# Given request A:
In the benchmarking text, which profiling ID is used for Tensor Cores profiling?
# Given request B:
For each statement below, decide whether the benchmarking text supports it. Answer yes or no and quote the words from the text that settle it.
(i) The dcgmproftester images among the nvidia samples on docker hub are recommended.
(ii) The -d argument sets the duration in seconds.
(iii) The simpletrack simulation script is found at simpletrack/examples/lhc/.

But counting FLOPS can be hard! Instead of writing our own code multiplying matrices we’ll be using dcgmproftester which handles all the complexity for us.

dcgmproftester is a CUDA-based test load generator from NVIDIA. The script is easy to use and creates loads that give a 90+% GPU usage, making it suitable for benchmarking. It is shipped as a binary along CUDA Kernels.

There are multiple options for using dcgmproftester:

On Kubernetes, NVIDIA DCGM is provided as a part of NVIDIA GPU Operator installation. This is the option used in this blog post series.
Use the dcgm images, see the available tags.
It is not recommended to use the dcgmproftester images available as part of nvidia samples on docker hub. These images are not supported anymore.

The command dcgmproftester receives a few arguments:

-t to specify the profiling fieldId. See the full list of profiling identifiers. For benchmarking we use:
- ID 1008 for fp16 profiling
- ID 1007 for fp32 profiling
- ID 1006 for fp64 profiling
- ID 1004 for Tensor Cores profiling
-d to specify the duration in seconds
-i to specify the id of the GPU to run on
--no-dcgm-validation to let dcgmproftester generate test loads only

For example, to benchmark the fp32 performance on the GPU with id 0 during 50 seconds use the following command:

/usr/bin/dcgmproftester11 --no-dcgm-validation -t 1007 -d 50 -i 0

Compute-Intensive Particle Simulations

A big computational load at CERN is dedicated to simulations. Those are compute-intensive operations that can benefit a lot from GPU usage.

For this benchmarking, the simpletrack LHC simulation is used, available from this repo.

To replicate the experiments:

Use the image gitlab-registry.cern.ch/hep-benchmarks/hep-workloads-gpu/simpletrack/nvidia:latest
The simulation script is located at simpletrack/examples/lhc/
Run the simulation using: ./lhc-simpletrack.sh -p <number_of_particles>
Use /usr/bin/time (instead of time) to time the execution.

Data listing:
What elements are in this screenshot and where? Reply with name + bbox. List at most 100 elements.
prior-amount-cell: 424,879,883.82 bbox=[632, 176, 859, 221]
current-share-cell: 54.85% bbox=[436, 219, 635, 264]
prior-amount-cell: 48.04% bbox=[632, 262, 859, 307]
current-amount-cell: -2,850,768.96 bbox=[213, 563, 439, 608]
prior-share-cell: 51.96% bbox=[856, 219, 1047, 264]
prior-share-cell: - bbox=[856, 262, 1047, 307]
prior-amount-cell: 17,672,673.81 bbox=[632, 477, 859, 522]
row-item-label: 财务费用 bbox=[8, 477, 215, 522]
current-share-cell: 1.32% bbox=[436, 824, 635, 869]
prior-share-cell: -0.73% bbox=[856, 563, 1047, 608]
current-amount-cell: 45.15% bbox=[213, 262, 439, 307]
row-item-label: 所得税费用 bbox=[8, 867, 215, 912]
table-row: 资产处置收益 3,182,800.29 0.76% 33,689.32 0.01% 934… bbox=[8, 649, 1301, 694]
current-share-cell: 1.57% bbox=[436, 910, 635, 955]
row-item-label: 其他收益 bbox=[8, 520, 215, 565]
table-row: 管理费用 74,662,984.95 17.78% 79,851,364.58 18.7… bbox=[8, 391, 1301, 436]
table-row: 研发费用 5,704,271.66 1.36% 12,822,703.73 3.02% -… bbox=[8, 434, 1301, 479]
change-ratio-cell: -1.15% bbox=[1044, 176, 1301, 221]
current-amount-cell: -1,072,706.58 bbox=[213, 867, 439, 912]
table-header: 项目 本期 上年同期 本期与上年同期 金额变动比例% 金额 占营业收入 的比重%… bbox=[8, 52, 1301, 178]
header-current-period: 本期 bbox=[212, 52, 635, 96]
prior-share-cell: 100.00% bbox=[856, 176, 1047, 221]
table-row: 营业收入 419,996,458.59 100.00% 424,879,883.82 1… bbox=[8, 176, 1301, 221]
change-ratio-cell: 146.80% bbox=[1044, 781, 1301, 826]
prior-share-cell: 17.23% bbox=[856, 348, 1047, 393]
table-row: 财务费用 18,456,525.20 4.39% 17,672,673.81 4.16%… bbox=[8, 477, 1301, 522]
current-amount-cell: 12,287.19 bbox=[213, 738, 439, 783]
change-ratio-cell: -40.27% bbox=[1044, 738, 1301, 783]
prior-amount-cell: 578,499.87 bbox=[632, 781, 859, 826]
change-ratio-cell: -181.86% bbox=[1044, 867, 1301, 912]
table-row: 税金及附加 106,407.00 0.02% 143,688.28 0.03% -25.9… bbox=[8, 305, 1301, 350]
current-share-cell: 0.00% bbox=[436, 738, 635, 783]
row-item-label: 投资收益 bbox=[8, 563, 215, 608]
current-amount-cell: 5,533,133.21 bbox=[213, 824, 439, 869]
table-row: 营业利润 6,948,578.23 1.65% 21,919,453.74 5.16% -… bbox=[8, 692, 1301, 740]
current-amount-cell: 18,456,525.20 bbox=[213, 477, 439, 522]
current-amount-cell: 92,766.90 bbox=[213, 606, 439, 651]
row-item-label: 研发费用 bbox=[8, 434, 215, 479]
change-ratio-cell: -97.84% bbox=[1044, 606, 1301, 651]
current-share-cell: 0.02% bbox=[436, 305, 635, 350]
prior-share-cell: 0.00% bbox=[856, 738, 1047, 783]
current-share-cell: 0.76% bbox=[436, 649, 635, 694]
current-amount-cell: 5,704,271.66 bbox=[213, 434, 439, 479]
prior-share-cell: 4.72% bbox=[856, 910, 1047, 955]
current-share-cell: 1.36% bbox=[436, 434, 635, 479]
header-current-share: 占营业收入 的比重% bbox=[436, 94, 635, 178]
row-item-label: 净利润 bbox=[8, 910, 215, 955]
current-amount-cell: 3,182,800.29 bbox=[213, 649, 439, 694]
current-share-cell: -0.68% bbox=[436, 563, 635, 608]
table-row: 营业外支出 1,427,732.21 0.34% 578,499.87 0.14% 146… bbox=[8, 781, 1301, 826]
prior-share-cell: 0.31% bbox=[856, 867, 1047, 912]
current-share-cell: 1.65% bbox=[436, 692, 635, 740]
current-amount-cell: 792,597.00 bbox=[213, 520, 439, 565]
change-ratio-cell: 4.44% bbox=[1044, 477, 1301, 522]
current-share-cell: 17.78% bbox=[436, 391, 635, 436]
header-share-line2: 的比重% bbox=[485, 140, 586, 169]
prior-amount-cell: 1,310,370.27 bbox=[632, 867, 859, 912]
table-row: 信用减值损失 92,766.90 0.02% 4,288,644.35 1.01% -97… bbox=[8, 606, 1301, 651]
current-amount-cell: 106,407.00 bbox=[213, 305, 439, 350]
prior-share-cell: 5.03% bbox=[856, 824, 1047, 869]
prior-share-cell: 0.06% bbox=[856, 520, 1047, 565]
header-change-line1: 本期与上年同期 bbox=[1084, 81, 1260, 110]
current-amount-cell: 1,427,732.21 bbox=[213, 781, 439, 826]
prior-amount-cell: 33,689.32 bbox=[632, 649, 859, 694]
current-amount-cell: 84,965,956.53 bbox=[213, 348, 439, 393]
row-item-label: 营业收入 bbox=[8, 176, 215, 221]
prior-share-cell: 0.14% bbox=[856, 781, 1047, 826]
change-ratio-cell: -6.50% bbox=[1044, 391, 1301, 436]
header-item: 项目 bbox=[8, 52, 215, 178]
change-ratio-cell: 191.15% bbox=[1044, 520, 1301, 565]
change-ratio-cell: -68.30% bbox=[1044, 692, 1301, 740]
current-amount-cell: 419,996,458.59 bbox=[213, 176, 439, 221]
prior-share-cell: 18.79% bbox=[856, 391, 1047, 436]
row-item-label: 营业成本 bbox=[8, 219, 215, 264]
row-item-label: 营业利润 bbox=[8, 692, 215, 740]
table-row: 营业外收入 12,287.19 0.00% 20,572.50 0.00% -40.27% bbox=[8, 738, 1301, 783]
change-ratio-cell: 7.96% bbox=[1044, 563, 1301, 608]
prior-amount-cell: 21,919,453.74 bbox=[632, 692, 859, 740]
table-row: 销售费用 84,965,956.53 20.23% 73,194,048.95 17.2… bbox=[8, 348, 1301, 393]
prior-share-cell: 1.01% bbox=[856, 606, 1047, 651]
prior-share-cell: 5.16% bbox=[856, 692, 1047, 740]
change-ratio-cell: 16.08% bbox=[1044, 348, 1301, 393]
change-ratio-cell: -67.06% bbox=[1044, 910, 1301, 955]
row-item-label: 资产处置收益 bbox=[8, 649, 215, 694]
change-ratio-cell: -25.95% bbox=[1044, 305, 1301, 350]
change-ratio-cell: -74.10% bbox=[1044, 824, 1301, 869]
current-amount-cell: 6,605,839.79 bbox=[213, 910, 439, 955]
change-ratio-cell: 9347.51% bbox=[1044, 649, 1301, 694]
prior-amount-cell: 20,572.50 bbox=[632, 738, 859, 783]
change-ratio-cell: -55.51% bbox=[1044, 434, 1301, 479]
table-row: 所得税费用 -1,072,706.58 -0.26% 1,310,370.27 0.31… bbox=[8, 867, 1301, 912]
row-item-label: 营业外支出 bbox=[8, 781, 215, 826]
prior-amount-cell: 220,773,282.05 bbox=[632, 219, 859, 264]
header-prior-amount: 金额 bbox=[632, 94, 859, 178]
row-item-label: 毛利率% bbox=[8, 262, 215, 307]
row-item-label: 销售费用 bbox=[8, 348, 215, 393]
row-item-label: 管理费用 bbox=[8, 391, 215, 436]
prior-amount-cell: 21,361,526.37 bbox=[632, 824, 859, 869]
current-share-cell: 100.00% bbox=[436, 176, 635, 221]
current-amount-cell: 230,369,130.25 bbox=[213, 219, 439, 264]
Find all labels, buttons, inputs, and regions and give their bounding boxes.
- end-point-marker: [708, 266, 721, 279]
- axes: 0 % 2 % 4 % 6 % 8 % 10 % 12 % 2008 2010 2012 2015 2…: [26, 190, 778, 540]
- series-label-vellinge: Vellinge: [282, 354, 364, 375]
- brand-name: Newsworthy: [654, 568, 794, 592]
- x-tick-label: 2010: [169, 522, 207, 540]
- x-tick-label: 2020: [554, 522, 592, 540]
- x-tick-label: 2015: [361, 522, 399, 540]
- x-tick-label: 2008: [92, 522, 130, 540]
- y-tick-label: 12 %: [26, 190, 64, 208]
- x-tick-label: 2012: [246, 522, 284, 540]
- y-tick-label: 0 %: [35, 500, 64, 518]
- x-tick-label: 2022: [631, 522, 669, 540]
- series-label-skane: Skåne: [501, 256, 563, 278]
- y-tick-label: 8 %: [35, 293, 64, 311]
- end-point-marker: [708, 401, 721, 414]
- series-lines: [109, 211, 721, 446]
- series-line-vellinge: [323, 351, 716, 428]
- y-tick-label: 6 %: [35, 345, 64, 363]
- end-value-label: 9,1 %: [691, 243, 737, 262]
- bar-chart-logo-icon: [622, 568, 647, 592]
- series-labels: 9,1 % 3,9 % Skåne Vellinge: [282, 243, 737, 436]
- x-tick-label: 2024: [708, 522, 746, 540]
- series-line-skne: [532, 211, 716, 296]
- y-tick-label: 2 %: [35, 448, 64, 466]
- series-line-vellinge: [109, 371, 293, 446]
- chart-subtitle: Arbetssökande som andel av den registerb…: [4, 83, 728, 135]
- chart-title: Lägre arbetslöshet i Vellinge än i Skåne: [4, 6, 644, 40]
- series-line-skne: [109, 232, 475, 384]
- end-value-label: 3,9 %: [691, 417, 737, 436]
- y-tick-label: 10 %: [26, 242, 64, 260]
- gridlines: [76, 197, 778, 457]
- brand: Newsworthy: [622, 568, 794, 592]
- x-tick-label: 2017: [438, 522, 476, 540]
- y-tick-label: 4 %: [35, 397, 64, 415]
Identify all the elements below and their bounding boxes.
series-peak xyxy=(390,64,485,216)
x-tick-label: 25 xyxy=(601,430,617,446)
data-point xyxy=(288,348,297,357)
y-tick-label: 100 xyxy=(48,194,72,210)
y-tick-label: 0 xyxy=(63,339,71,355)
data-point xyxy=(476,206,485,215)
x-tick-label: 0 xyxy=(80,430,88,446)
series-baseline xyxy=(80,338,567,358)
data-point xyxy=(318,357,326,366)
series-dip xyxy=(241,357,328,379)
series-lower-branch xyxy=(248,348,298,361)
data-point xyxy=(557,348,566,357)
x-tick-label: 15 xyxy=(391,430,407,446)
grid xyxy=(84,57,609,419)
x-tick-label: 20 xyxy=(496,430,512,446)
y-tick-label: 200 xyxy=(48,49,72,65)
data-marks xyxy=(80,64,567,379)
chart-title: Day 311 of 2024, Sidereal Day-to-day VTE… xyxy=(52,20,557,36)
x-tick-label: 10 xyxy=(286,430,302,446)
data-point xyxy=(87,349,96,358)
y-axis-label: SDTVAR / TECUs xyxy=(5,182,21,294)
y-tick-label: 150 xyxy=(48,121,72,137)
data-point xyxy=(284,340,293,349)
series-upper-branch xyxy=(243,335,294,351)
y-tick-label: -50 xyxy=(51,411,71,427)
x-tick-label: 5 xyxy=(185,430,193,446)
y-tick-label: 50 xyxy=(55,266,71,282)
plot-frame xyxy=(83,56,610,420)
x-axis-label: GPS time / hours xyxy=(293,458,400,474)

# Correct result A:
ID 1004

# Correct result B:
(i) No: "It is not recommended to use the dcgmproftester images available as part of nvidia samples on docker hub."
(ii) Yes: "-d to specify the duration in seconds"
(iii) Yes: "The simulation script is located at simpletrack/examples/lhc/"